Written exercise >> Reproduce the data below, changing every "port-bottom" to "port-lower" and leaving everything else the same.

Supplied entries >>
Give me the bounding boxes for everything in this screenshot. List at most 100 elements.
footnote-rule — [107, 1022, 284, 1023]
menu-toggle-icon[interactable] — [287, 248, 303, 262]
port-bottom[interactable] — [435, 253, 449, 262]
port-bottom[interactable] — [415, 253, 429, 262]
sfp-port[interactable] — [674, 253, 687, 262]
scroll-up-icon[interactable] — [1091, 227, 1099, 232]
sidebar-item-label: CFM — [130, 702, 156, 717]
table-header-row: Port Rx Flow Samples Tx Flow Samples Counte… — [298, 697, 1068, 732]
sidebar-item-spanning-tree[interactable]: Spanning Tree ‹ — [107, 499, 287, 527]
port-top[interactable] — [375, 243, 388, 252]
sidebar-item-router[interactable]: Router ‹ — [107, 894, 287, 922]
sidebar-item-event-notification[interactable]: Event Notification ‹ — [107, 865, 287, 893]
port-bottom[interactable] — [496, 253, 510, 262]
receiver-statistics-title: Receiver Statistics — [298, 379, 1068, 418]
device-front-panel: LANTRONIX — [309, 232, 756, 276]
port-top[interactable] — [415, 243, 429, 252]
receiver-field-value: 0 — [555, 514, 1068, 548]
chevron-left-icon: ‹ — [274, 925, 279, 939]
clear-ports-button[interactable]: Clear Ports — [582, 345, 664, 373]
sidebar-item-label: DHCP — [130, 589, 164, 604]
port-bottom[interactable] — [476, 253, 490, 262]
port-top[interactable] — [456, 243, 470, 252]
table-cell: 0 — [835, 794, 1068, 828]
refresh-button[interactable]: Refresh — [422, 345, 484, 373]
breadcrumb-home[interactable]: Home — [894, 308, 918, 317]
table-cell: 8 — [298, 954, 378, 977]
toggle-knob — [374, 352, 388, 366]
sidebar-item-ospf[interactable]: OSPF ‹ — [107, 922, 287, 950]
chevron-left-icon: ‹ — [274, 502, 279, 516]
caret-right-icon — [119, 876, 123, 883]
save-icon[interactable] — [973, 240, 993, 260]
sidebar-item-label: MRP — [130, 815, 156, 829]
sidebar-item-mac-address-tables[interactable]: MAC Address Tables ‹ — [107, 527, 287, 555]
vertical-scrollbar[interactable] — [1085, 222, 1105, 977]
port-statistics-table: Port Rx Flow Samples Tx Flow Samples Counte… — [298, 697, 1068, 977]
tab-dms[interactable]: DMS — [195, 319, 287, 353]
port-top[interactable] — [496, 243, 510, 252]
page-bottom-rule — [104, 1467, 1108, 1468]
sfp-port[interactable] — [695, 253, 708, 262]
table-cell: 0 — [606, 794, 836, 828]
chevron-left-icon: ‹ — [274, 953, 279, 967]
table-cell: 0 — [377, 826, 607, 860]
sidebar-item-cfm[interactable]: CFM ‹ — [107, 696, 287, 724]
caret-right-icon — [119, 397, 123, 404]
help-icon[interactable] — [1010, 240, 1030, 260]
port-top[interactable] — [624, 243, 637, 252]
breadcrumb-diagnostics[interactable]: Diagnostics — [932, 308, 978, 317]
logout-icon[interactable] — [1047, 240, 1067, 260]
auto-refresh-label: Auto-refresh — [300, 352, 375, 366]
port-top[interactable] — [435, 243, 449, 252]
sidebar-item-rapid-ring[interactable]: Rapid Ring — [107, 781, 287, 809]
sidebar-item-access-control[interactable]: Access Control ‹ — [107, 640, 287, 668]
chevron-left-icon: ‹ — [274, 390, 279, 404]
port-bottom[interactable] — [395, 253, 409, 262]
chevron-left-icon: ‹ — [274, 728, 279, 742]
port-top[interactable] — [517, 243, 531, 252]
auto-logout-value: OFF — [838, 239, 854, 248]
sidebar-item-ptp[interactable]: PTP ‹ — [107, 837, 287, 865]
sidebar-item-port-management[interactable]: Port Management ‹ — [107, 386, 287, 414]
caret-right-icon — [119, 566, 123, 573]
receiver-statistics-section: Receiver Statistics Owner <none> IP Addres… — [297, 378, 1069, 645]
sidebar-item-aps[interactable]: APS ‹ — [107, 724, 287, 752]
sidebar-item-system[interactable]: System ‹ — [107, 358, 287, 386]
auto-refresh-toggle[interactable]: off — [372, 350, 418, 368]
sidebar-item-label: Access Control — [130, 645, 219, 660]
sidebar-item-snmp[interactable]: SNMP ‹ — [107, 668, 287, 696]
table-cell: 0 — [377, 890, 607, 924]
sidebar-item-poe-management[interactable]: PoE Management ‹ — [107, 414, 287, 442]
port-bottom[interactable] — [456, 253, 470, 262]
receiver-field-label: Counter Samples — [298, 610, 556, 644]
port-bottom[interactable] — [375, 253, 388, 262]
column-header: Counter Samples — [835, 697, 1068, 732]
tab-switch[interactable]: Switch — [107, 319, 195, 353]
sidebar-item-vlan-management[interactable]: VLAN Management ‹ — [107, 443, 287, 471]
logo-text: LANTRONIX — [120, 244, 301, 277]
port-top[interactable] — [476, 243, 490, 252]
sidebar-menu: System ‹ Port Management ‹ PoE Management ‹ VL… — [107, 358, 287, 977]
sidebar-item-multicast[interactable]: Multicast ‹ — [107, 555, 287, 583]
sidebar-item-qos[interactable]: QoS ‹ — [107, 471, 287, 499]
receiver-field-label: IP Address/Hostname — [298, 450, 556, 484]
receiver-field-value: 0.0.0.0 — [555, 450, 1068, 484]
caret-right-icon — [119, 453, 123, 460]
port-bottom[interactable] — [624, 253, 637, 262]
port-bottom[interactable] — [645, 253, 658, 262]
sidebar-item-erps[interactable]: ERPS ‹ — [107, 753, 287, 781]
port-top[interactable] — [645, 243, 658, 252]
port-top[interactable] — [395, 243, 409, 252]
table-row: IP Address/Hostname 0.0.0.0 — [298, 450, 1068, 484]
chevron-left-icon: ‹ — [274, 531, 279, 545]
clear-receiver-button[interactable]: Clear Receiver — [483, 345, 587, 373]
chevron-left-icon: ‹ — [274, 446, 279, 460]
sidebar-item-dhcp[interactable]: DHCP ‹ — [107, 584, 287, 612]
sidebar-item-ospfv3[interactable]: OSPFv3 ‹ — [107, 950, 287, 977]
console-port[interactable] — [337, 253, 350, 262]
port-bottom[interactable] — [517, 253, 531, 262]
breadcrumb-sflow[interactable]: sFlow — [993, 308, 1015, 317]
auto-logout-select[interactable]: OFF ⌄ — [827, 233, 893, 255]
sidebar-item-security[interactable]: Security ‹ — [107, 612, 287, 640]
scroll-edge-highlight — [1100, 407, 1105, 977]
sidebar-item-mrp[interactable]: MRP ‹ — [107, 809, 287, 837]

Reply >>
Give me the bounding boxes for everything in this screenshot. List at most 100 elements.
footnote-rule — [107, 1022, 284, 1023]
menu-toggle-icon[interactable] — [287, 248, 303, 262]
port-lower[interactable] — [435, 253, 449, 262]
port-lower[interactable] — [415, 253, 429, 262]
sfp-port[interactable] — [674, 253, 687, 262]
scroll-up-icon[interactable] — [1091, 227, 1099, 232]
sidebar-item-label: CFM — [130, 702, 156, 717]
table-header-row: Port Rx Flow Samples Tx Flow Samples Counte… — [298, 697, 1068, 732]
sidebar-item-spanning-tree[interactable]: Spanning Tree ‹ — [107, 499, 287, 527]
port-top[interactable] — [375, 243, 388, 252]
sidebar-item-router[interactable]: Router ‹ — [107, 894, 287, 922]
sidebar-item-event-notification[interactable]: Event Notification ‹ — [107, 865, 287, 893]
port-lower[interactable] — [496, 253, 510, 262]
receiver-statistics-title: Receiver Statistics — [298, 379, 1068, 418]
device-front-panel: LANTRONIX — [309, 232, 756, 276]
port-top[interactable] — [415, 243, 429, 252]
receiver-field-value: 0 — [555, 514, 1068, 548]
chevron-left-icon: ‹ — [274, 925, 279, 939]
clear-ports-button[interactable]: Clear Ports — [582, 345, 664, 373]
sidebar-item-label: DHCP — [130, 589, 164, 604]
port-lower[interactable] — [476, 253, 490, 262]
port-top[interactable] — [456, 243, 470, 252]
table-cell: 0 — [835, 794, 1068, 828]
refresh-button[interactable]: Refresh — [422, 345, 484, 373]
breadcrumb-home[interactable]: Home — [894, 308, 918, 317]
table-cell: 8 — [298, 954, 378, 977]
toggle-knob — [374, 352, 388, 366]
sidebar-item-ospf[interactable]: OSPF ‹ — [107, 922, 287, 950]
chevron-left-icon: ‹ — [274, 502, 279, 516]
caret-right-icon — [119, 876, 123, 883]
save-icon[interactable] — [973, 240, 993, 260]
sidebar-item-label: MRP — [130, 815, 156, 829]
sidebar-item-mac-address-tables[interactable]: MAC Address Tables ‹ — [107, 527, 287, 555]
vertical-scrollbar[interactable] — [1085, 222, 1105, 977]
port-statistics-table: Port Rx Flow Samples Tx Flow Samples Counte… — [298, 697, 1068, 977]
tab-dms[interactable]: DMS — [195, 319, 287, 353]
port-top[interactable] — [496, 243, 510, 252]
page-bottom-rule — [104, 1467, 1108, 1468]
sfp-port[interactable] — [695, 253, 708, 262]
table-cell: 0 — [606, 794, 836, 828]
chevron-left-icon: ‹ — [274, 953, 279, 967]
table-cell: 0 — [377, 826, 607, 860]
sidebar-item-cfm[interactable]: CFM ‹ — [107, 696, 287, 724]
caret-right-icon — [119, 397, 123, 404]
help-icon[interactable] — [1010, 240, 1030, 260]
port-top[interactable] — [624, 243, 637, 252]
breadcrumb-diagnostics[interactable]: Diagnostics — [932, 308, 978, 317]
logout-icon[interactable] — [1047, 240, 1067, 260]
auto-refresh-label: Auto-refresh — [300, 352, 375, 366]
port-top[interactable] — [435, 243, 449, 252]
sidebar-item-rapid-ring[interactable]: Rapid Ring — [107, 781, 287, 809]
sidebar-item-access-control[interactable]: Access Control ‹ — [107, 640, 287, 668]
chevron-left-icon: ‹ — [274, 390, 279, 404]
port-lower[interactable] — [395, 253, 409, 262]
chevron-left-icon: ‹ — [274, 728, 279, 742]
port-top[interactable] — [517, 243, 531, 252]
auto-logout-value: OFF — [838, 239, 854, 248]
sidebar-item-ptp[interactable]: PTP ‹ — [107, 837, 287, 865]
sidebar-item-port-management[interactable]: Port Management ‹ — [107, 386, 287, 414]
caret-right-icon — [119, 566, 123, 573]
receiver-statistics-section: Receiver Statistics Owner <none> IP Addres… — [297, 378, 1069, 645]
sidebar-item-aps[interactable]: APS ‹ — [107, 724, 287, 752]
sidebar-item-system[interactable]: System ‹ — [107, 358, 287, 386]
auto-refresh-toggle[interactable]: off — [372, 350, 418, 368]
sidebar-item-label: Access Control — [130, 645, 219, 660]
sidebar-item-snmp[interactable]: SNMP ‹ — [107, 668, 287, 696]
table-cell: 0 — [377, 890, 607, 924]
sidebar-item-poe-management[interactable]: PoE Management ‹ — [107, 414, 287, 442]
port-lower[interactable] — [456, 253, 470, 262]
receiver-field-label: Counter Samples — [298, 610, 556, 644]
port-lower[interactable] — [375, 253, 388, 262]
column-header: Counter Samples — [835, 697, 1068, 732]
tab-switch[interactable]: Switch — [107, 319, 195, 353]
sidebar-item-vlan-management[interactable]: VLAN Management ‹ — [107, 443, 287, 471]
logo-text: LANTRONIX — [120, 244, 301, 277]
port-top[interactable] — [476, 243, 490, 252]
sidebar-menu: System ‹ Port Management ‹ PoE Management ‹ VL… — [107, 358, 287, 977]
sidebar-item-multicast[interactable]: Multicast ‹ — [107, 555, 287, 583]
sidebar-item-qos[interactable]: QoS ‹ — [107, 471, 287, 499]
receiver-field-label: IP Address/Hostname — [298, 450, 556, 484]
receiver-field-value: 0.0.0.0 — [555, 450, 1068, 484]
caret-right-icon — [119, 453, 123, 460]
port-lower[interactable] — [624, 253, 637, 262]
port-lower[interactable] — [645, 253, 658, 262]
sidebar-item-erps[interactable]: ERPS ‹ — [107, 753, 287, 781]
port-top[interactable] — [645, 243, 658, 252]
port-top[interactable] — [395, 243, 409, 252]
table-row: IP Address/Hostname 0.0.0.0 — [298, 450, 1068, 484]
chevron-left-icon: ‹ — [274, 531, 279, 545]
clear-receiver-button[interactable]: Clear Receiver — [483, 345, 587, 373]
chevron-left-icon: ‹ — [274, 446, 279, 460]
sidebar-item-dhcp[interactable]: DHCP ‹ — [107, 584, 287, 612]
sidebar-item-ospfv3[interactable]: OSPFv3 ‹ — [107, 950, 287, 977]
console-port[interactable] — [337, 253, 350, 262]
port-lower[interactable] — [517, 253, 531, 262]
breadcrumb-sflow[interactable]: sFlow — [993, 308, 1015, 317]
auto-logout-select[interactable]: OFF ⌄ — [827, 233, 893, 255]
sidebar-item-security[interactable]: Security ‹ — [107, 612, 287, 640]
scroll-edge-highlight — [1100, 407, 1105, 977]
sidebar-item-mrp[interactable]: MRP ‹ — [107, 809, 287, 837]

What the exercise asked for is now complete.